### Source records
-- START --

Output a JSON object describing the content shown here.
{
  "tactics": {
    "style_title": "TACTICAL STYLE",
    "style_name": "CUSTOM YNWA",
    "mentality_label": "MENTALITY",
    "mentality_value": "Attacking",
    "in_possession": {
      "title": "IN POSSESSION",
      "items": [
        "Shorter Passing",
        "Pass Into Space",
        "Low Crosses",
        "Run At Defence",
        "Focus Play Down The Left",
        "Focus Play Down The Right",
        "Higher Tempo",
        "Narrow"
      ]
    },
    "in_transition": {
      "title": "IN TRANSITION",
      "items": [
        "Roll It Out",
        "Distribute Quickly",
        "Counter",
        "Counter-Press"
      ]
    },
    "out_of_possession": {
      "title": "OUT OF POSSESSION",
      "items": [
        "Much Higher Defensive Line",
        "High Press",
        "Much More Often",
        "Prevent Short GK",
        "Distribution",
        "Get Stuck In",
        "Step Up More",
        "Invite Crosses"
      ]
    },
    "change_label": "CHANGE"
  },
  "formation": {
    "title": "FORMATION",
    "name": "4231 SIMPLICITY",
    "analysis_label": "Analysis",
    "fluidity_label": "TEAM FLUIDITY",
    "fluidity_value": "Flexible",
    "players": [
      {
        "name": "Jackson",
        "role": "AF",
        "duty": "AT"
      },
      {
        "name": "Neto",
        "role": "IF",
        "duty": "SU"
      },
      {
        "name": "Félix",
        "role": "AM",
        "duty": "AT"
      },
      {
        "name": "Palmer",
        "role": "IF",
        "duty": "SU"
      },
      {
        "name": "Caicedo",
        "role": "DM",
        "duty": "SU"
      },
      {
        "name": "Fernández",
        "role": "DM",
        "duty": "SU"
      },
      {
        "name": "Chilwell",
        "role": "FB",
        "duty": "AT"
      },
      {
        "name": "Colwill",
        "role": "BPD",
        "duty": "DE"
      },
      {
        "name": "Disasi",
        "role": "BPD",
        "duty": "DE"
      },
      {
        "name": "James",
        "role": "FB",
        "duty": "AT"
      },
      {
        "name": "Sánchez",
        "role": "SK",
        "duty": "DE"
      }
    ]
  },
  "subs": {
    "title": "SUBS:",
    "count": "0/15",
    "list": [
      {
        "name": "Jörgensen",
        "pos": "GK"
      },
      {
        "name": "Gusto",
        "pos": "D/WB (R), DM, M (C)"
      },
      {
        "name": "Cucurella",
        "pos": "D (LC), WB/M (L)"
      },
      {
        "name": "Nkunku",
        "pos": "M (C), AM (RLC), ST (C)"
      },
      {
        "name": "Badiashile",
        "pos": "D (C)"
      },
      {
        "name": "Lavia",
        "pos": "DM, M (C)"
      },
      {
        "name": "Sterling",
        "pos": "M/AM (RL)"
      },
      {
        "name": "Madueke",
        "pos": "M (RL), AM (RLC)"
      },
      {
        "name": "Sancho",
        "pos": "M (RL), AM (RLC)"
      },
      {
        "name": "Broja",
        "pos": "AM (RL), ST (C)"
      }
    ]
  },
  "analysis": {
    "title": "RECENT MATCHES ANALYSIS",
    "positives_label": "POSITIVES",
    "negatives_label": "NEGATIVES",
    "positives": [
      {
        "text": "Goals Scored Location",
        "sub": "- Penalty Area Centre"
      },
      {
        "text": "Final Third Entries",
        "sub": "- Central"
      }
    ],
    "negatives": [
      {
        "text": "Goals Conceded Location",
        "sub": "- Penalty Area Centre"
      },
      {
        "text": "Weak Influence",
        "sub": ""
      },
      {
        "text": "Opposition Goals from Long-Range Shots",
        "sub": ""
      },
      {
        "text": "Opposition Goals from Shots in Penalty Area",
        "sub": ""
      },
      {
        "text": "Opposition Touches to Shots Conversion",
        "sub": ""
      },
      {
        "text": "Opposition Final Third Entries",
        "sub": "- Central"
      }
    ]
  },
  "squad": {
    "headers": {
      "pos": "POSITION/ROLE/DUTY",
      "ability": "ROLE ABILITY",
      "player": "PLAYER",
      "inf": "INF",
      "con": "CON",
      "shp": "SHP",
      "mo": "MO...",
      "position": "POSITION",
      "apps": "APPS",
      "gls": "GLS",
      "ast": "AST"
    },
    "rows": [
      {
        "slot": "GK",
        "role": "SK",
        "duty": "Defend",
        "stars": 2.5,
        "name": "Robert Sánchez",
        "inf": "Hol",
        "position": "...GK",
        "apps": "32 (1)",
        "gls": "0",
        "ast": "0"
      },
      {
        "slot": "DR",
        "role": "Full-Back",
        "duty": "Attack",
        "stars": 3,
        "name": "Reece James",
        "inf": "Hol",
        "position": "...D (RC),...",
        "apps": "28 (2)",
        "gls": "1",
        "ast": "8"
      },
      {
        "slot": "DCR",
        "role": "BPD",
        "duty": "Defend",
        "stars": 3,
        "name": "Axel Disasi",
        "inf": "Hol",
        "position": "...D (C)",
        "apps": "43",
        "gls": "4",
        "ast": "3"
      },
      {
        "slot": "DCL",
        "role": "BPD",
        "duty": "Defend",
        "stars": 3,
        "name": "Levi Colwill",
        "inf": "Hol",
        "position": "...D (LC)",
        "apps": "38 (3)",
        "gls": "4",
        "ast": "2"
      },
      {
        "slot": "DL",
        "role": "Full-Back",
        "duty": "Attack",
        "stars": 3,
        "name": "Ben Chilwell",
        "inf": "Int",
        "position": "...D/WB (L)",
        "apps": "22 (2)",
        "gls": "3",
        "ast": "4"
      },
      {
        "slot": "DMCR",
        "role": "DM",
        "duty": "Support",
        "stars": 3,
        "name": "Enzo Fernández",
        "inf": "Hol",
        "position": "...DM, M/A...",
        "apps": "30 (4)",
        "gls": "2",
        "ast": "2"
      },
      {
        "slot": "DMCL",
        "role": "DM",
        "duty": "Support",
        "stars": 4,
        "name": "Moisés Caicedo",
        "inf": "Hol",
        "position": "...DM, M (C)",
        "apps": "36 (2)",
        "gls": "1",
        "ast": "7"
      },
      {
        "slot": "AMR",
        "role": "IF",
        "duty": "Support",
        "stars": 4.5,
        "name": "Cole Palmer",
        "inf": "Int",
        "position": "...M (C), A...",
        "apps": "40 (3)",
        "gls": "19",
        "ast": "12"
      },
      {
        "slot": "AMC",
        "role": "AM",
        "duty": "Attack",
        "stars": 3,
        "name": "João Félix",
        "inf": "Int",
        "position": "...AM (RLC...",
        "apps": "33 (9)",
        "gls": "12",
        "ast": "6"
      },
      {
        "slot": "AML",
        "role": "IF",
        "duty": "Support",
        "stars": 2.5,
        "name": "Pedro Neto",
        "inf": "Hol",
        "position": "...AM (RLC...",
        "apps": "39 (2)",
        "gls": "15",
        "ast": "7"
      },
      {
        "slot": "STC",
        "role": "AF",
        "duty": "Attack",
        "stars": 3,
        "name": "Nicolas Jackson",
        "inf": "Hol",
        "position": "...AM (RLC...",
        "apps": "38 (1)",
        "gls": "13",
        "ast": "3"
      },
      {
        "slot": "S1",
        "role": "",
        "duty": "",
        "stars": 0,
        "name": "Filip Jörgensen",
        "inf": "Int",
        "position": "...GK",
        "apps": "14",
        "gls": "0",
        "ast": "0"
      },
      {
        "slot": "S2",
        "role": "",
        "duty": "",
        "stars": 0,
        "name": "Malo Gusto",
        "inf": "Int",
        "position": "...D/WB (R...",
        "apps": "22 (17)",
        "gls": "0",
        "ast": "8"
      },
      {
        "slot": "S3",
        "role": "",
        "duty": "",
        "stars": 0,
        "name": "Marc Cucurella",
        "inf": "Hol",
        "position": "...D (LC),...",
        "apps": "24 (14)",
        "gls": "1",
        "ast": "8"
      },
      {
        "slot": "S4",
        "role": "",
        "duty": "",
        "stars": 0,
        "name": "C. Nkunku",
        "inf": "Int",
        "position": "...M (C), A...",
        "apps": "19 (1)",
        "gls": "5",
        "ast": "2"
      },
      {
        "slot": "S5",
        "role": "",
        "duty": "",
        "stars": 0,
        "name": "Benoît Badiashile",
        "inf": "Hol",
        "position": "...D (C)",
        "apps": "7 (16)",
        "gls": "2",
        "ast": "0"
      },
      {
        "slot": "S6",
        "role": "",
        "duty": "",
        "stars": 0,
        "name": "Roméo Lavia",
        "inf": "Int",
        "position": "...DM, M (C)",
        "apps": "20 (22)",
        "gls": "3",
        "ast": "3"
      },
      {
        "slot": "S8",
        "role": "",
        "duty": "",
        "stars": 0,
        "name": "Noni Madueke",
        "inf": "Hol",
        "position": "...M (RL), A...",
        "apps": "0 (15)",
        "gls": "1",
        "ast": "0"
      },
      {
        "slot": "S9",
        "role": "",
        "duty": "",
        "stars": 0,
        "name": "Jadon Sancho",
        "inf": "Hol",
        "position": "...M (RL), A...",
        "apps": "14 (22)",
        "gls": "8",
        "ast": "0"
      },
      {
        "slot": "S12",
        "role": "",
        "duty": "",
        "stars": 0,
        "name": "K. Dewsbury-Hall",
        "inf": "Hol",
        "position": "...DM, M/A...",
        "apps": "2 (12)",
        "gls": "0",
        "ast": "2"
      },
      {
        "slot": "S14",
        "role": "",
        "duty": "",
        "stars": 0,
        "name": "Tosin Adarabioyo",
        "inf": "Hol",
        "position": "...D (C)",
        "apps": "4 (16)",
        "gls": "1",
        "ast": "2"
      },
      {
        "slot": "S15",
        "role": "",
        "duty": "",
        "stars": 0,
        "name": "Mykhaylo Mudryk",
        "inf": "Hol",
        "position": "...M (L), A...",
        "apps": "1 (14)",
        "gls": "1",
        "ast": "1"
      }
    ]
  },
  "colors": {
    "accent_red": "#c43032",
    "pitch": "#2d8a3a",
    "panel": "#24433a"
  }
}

-- END --

### What to work on
Collect the complete line wherever the string "Location" appears in the records.

### Answer to the task
        "text": "Goals Scored Location",
        "text": "Goals Conceded Location",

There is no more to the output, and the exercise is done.